Objective =
All lines in which the word "государственных" occurs are to be extracted.

[Dataset entries]
--------------------------------------------------

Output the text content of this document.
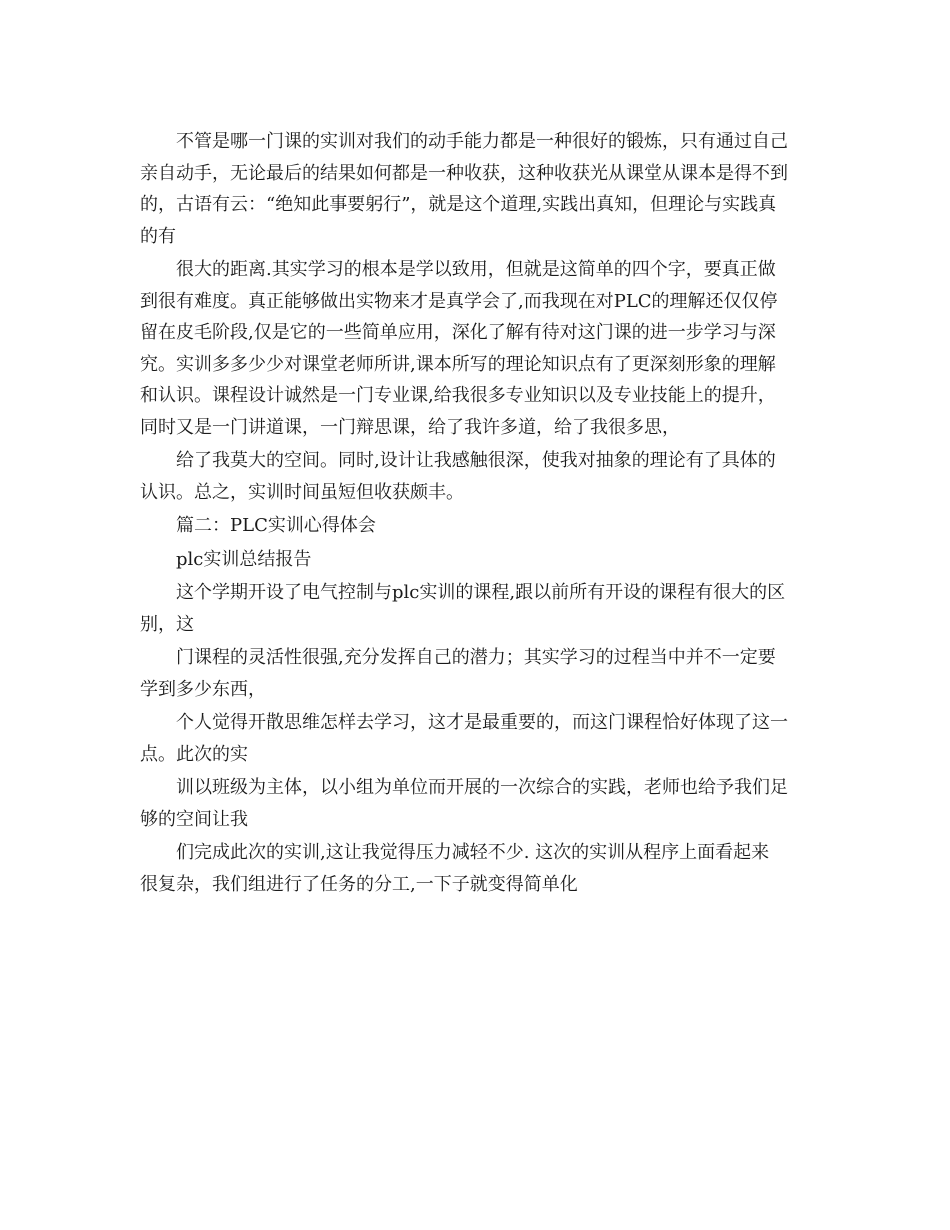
不管是哪一门课的实训对我们的动手能力都是一种很好的锻炼，只有通过自己
亲自动手，无论最后的结果如何都是一种收获，这种收获光从课堂从课本是得不到
的，古语有云：“绝知此事要躬行”，就是这个道理,实践出真知，但理论与实践真
的有
很大的距离.其实学习的根本是学以致用，但就是这简单的四个字，要真正做
到很有难度。真正能够做出实物来才是真学会了,而我现在对PLC的理解还仅仅停
留在皮毛阶段,仅是它的一些简单应用，深化了解有待对这门课的进一步学习与深
究。实训多多少少对课堂老师所讲,课本所写的理论知识点有了更深刻形象的理解
和认识。课程设计诚然是一门专业课,给我很多专业知识以及专业技能上的提升，
同时又是一门讲道课，一门辩思课，给了我许多道，给了我很多思，
给了我莫大的空间。同时,设计让我感触很深，使我对抽象的理论有了具体的
认识。总之，实训时间虽短但收获颇丰。
篇二：PLC实训心得体会
plc实训总结报告
这个学期开设了电气控制与plc实训的课程,跟以前所有开设的课程有很大的区
别，这
门课程的灵活性很强,充分发挥自己的潜力；其实学习的过程当中并不一定要
学到多少东西，
个人觉得开散思维怎样去学习，这才是最重要的，而这门课程恰好体现了这一
点。此次的实
训以班级为主体，以小组为单位而开展的一次综合的实践，老师也给予我们足
够的空间让我
们完成此次的实训,这让我觉得压力减轻不少. 这次的实训从程序上面看起来
很复杂，我们组进行了任务的分工,一下子就变得简单化
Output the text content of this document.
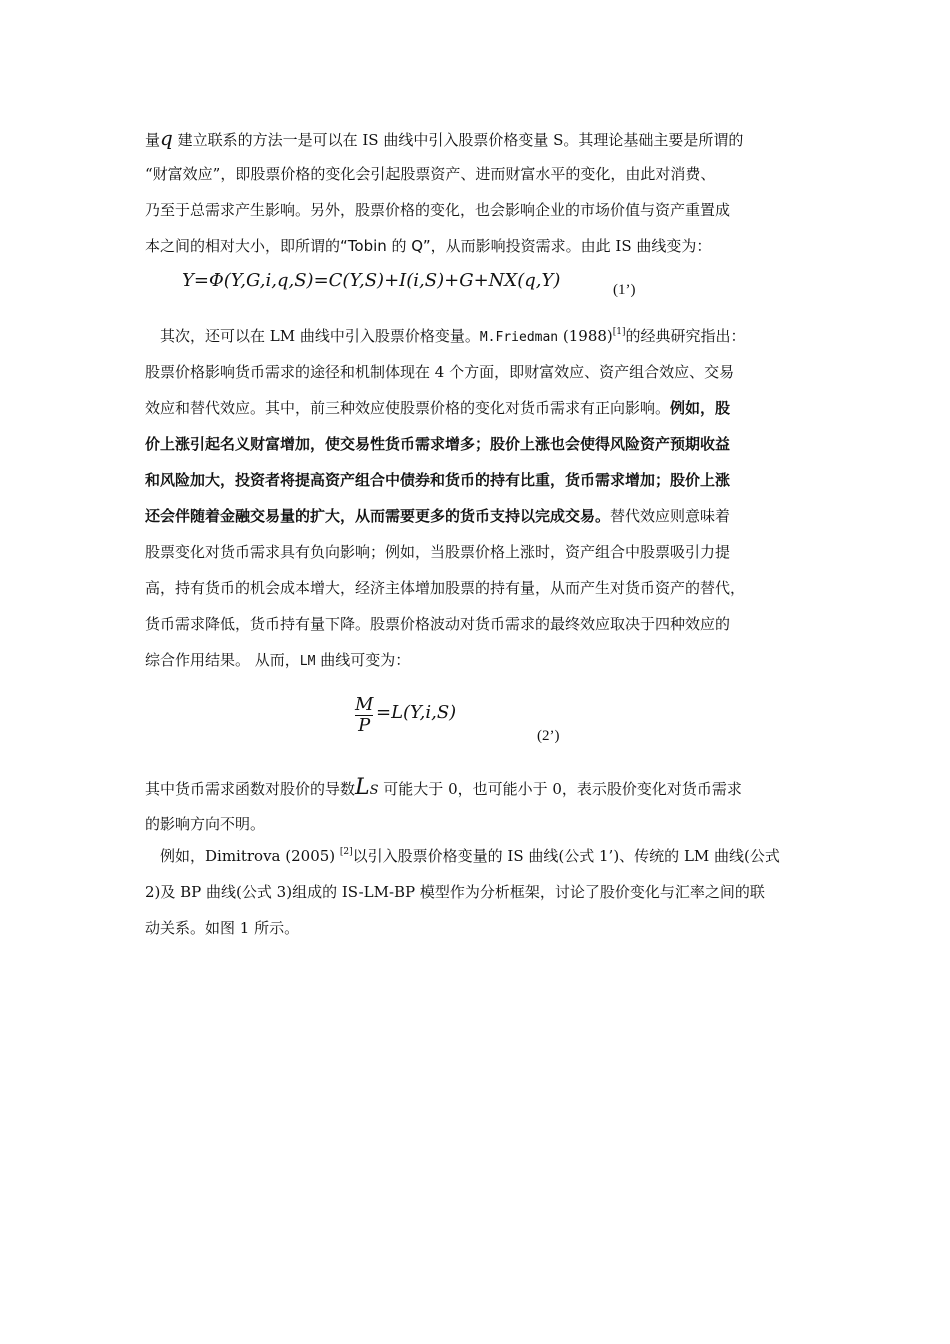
量q 建立联系的方法一是可以在 IS 曲线中引入股票价格变量 S。其理论基础主要是所谓的
“财富效应”，即股票价格的变化会引起股票资产、进而财富水平的变化，由此对消费、
乃至于总需求产生影响。另外，股票价格的变化，也会影响企业的市场价值与资产重置成
本之间的相对大小，即所谓的“Tobin 的 Q”，从而影响投资需求。由此 IS 曲线变为：
Y=Φ(Y,G,i,q,S)=C(Y,S)+I(i,S)+G+NX(q,Y)	(1’)
　其次，还可以在 LM 曲线中引入股票价格变量。M.Friedman (1988)[1]的经典研究指出：
股票价格影响货币需求的途径和机制体现在 4 个方面，即财富效应、资产组合效应、交易
效应和替代效应。其中，前三种效应使股票价格的变化对货币需求有正向影响。例如，股
价上涨引起名义财富增加，使交易性货币需求增多；股价上涨也会使得风险资产预期收益
和风险加大，投资者将提高资产组合中债券和货币的持有比重，货币需求增加；股价上涨
还会伴随着金融交易量的扩大，从而需要更多的货币支持以完成交易。替代效应则意味着
股票变化对货币需求具有负向影响；例如，当股票价格上涨时，资产组合中股票吸引力提
高，持有货币的机会成本增大，经济主体增加股票的持有量，从而产生对货币资产的替代，
货币需求降低，货币持有量下降。股票价格波动对货币需求的最终效应取决于四种效应的
综合作用结果。 从而，LM 曲线可变为：
$\frac{M}{P} =L(Y,i,S)$
(2’)
其中货币需求函数对股价的导数LS 可能大于 0，也可能小于 0，表示股价变化对货币需求
的影响方向不明。
　例如，Dimitrova (2005) [2]以引入股票价格变量的 IS 曲线(公式 1’)、传统的 LM 曲线(公式
2)及 BP 曲线(公式 3)组成的 IS-LM-BP 模型作为分析框架，讨论了股价变化与汇率之间的联
动关系。如图 1 所示。
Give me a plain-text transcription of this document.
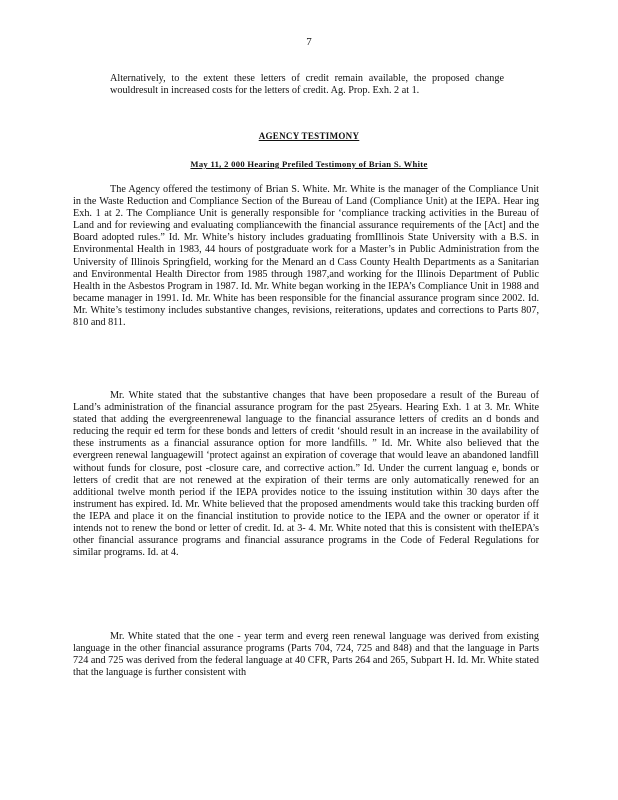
7
Alternatively, to the extent these letters of credit remain available, the proposed change wouldresult in increased costs for the letters of credit. Ag. Prop. Exh. 2 at 1.
AGENCY TESTIMONY
May 11, 2 000 Hearing Prefiled Testimony of Brian S. White

The Agency offered the testimony of Brian S. White. Mr. White is the manager of the Compliance Unit in the Waste Reduction and Compliance Section of the Bureau of Land (Compliance Unit) at the IEPA. Hear ing Exh. 1 at 2. The Compliance Unit is generally responsible for ‘compliance tracking activities in the Bureau of Land and for reviewing and evaluating compliancewith the financial assurance requirements of the [Act] and the Board adopted rules.” Id. Mr. White’s history includes graduating fromIllinois State University with a B.S. in Environmental Health in 1983, 44 hours of postgraduate work for a Master’s in Public Administration from the University of Illinois Springfield, working for the Menard an d Cass County Health Departments as a Sanitarian and Environmental Health Director from 1985 through 1987,and working for the Illinois Department of Public Health in the Asbestos Program in 1987. Id. Mr. White began working in the IEPA’s Compliance Unit in 1988 and became manager in 1991. Id. Mr. White has been responsible for the financial assurance program since 2002. Id. Mr. White’s testimony includes substantive changes, revisions, reiterations, updates and corrections to Parts 807, 810 and 811.

Mr. White stated that the substantive changes that have been proposedare a result of the Bureau of Land’s administration of the financial assurance program for the past 25years. Hearing Exh. 1 at 3. Mr. White stated that adding the evergreenrenewal language to the financial assurance letters of credits an d bonds and reducing the requir ed term for these bonds and letters of credit ‘should result in an increase in the availability of these instruments as a financial assurance option for more landfills. ” Id. Mr. White also believed that the evergreen renewal languagewill ‘protect against an expiration of coverage that would leave an abandoned landfill without funds for closure, post -closure care, and corrective action.” Id. Under the current languag e, bonds or letters of credit that are not renewed at the expiration of their terms are only automatically renewed for an additional twelve month period if the IEPA provides notice to the issuing institution within 30 days after the instrument has expired. Id. Mr. White believed that the proposed amendments would take this tracking burden off the IEPA and place it on the financial institution to provide notice to the IEPA and the owner or operator if it intends not to renew the bond or letter of credit. Id. at 3- 4. Mr. White noted that this is consistent with theIEPA’s other financial assurance programs and financial assurance programs in the Code of Federal Regulations for similar programs. Id. at 4.

Mr. White stated that the one - year term and everg reen renewal language was derived from existing language in the other financial assurance programs (Parts 704, 724, 725 and 848) and that the language in Parts 724 and 725 was derived from the federal language at 40 CFR, Parts 264 and 265, Subpart H. Id. Mr. White stated that the language is further consistent with
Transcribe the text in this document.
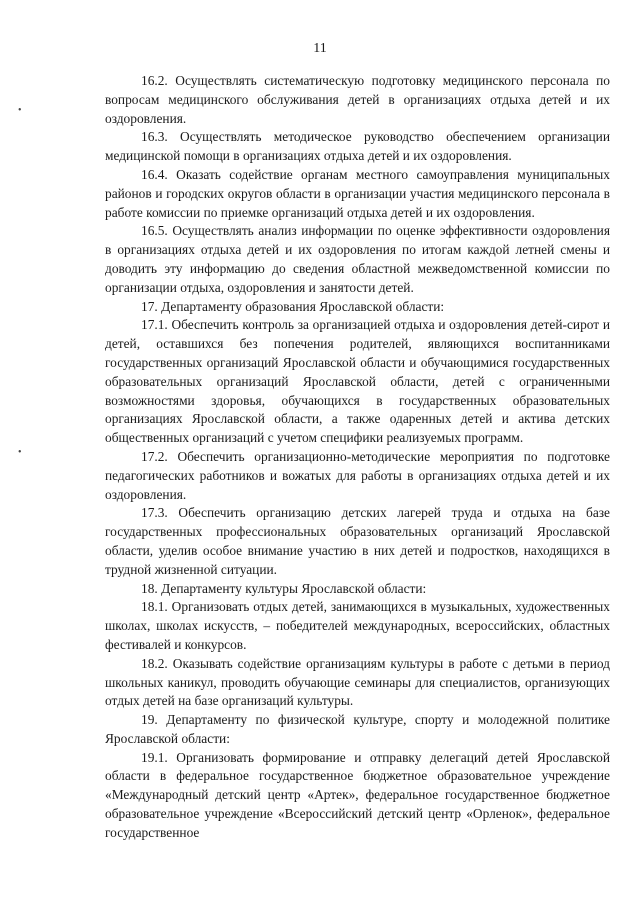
11
•
•

16.2. Осуществлять систематическую подготовку медицинского персонала по вопросам медицинского обслуживания детей в организациях отдыха детей и их оздоровления.

16.3. Осуществлять методическое руководство обеспечением организации медицинской помощи в организациях отдыха детей и их оздоровления.

16.4. Оказать содействие органам местного самоуправления муниципальных районов и городских округов области в организации участия медицинского персонала в работе комиссии по приемке организаций отдыха детей и их оздоровления.

16.5. Осуществлять анализ информации по оценке эффективности оздоровления в организациях отдыха детей и их оздоровления по итогам каждой летней смены и доводить эту информацию до сведения областной межведомственной комиссии по организации отдыха, оздоровления и занятости детей.

17. Департаменту образования Ярославской области:

17.1. Обеспечить контроль за организацией отдыха и оздоровления детей-сирот и детей, оставшихся без попечения родителей, являющихся воспитанниками государственных организаций Ярославской области и обучающимися государственных образовательных организаций Ярославской области, детей с ограниченными возможностями здоровья, обучающихся в государственных образовательных организациях Ярославской области, а также одаренных детей и актива детских общественных организаций с учетом специфики реализуемых программ.

17.2. Обеспечить организационно-методические мероприятия по подготовке педагогических работников и вожатых для работы в организациях отдыха детей и их оздоровления.

17.3. Обеспечить организацию детских лагерей труда и отдыха на базе государственных профессиональных образовательных организаций Ярославской области, уделив особое внимание участию в них детей и подростков, находящихся в трудной жизненной ситуации.

18. Департаменту культуры Ярославской области:

18.1. Организовать отдых детей, занимающихся в музыкальных, художественных школах, школах искусств, – победителей международных, всероссийских, областных фестивалей и конкурсов.

18.2. Оказывать содействие организациям культуры в работе с детьми в период школьных каникул, проводить обучающие семинары для специалистов, организующих отдых детей на базе организаций культуры.

19. Департаменту по физической культуре, спорту и молодежной политике Ярославской области:

19.1. Организовать формирование и отправку делегаций детей Ярославской области в федеральное государственное бюджетное образовательное учреждение «Международный детский центр «Артек», федеральное государственное бюджетное образовательное учреждение «Всероссийский детский центр «Орленок», федеральное государственное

--------------------------------------------------

Written reply =
17.1. Обеспечить контроль за организацией отдыха и оздоровления детей-сирот и детей, оставшихся без попечения родителей, являющихся воспитанниками государственных организаций Ярославской области и обучающимися государственных образовательных организаций Ярославской области, детей с ограниченными возможностями здоровья, обучающихся в государственных образовательных организациях Ярославской области, а также одаренных детей и актива детских общественных организаций с учетом специфики реализуемых программ.
17.3. Обеспечить организацию детских лагерей труда и отдыха на базе государственных профессиональных образовательных организаций Ярославской области, уделив особое внимание участию в них детей и подростков, находящихся в трудной жизненной ситуации.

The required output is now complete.